───── Dataset

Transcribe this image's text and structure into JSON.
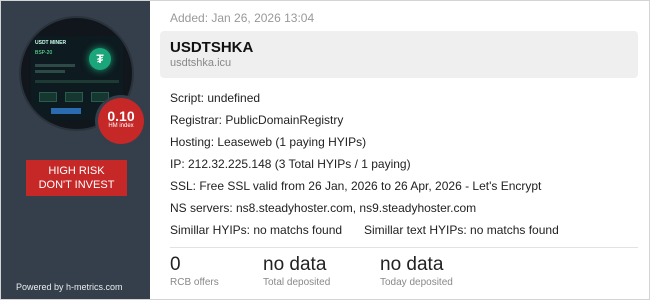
{
  "sidebar": {
    "thumbnail": {
      "site_name": "USDT MINER",
      "badge": "BSP-20"
    },
    "score": {
      "value": "0.10",
      "label": "HM index"
    },
    "risk": {
      "line1": "HIGH RISK",
      "line2": "DON'T INVEST"
    },
    "powered_by": "Powered by h-metrics.com"
  },
  "header": {
    "added": "Added: Jan 26, 2026 13:04",
    "title": "USDTSHKA",
    "domain": "usdtshka.icu"
  },
  "details": {
    "script": "Script: undefined",
    "registrar": "Registrar: PublicDomainRegistry",
    "hosting": "Hosting: Leaseweb (1 paying HYIPs)",
    "ip": "IP: 212.32.225.148 (3 Total HYIPs / 1 paying)",
    "ssl": "SSL: Free SSL valid from 26 Jan, 2026 to 26 Apr, 2026 - Let's Encrypt",
    "ns": "NS servers: ns8.steadyhoster.com, ns9.steadyhoster.com",
    "similar_hyips": "Simillar HYIPs: no matchs found",
    "similar_text": "Simillar text HYIPs: no matchs found"
  },
  "stats": [
    {
      "value": "0",
      "label": "RCB offers"
    },
    {
      "value": "no data",
      "label": "Total deposited"
    },
    {
      "value": "no data",
      "label": "Today deposited"
    }
  ],
  "colors": {
    "sidebar_bg": "#343f4b",
    "risk_red": "#c62828",
    "title_box_bg": "#efefef"
  }
}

──────────

◆ Given instruction:
Pictures are to be left out; repeat all the remaining data exactly.

◆ Expected output:
Transcribe this image's text and structure into JSON.
{
  "sidebar": {
    "thumbnail": {
      "site_name": "USDT MINER",
      "badge": "BSP-20"
    },
    "score": {
      "value": "0.10",
      "label": "HM index"
    },
    "risk": {
      "line1": "HIGH RISK",
      "line2": "DON'T INVEST"
    },
    "powered_by": "Powered by h-metrics.com"
  },
  "header": {
    "added": "Added: Jan 26, 2026 13:04",
    "title": "USDTSHKA",
    "domain": "usdtshka.icu"
  },
  "details": {
    "script": "Script: undefined",
    "registrar": "Registrar: PublicDomainRegistry",
    "hosting": "Hosting: Leaseweb (1 paying HYIPs)",
    "ip": "IP: 212.32.225.148 (3 Total HYIPs / 1 paying)",
    "ssl": "SSL: Free SSL valid from 26 Jan, 2026 to 26 Apr, 2026 - Let's Encrypt",
    "ns": "NS servers: ns8.steadyhoster.com, ns9.steadyhoster.com",
    "similar_hyips": "Simillar HYIPs: no matchs found",
    "similar_text": "Simillar text HYIPs: no matchs found"
  },
  "stats": [
    {
      "value": "0",
      "label": "RCB offers"
    },
    {
      "value": "no data",
      "label": "Total deposited"
    },
    {
      "value": "no data",
      "label": "Today deposited"
    }
  ],
  "colors": {
    "sidebar_bg": "#343f4b",
    "risk_red": "#c62828",
    "title_box_bg": "#efefef"
  }
}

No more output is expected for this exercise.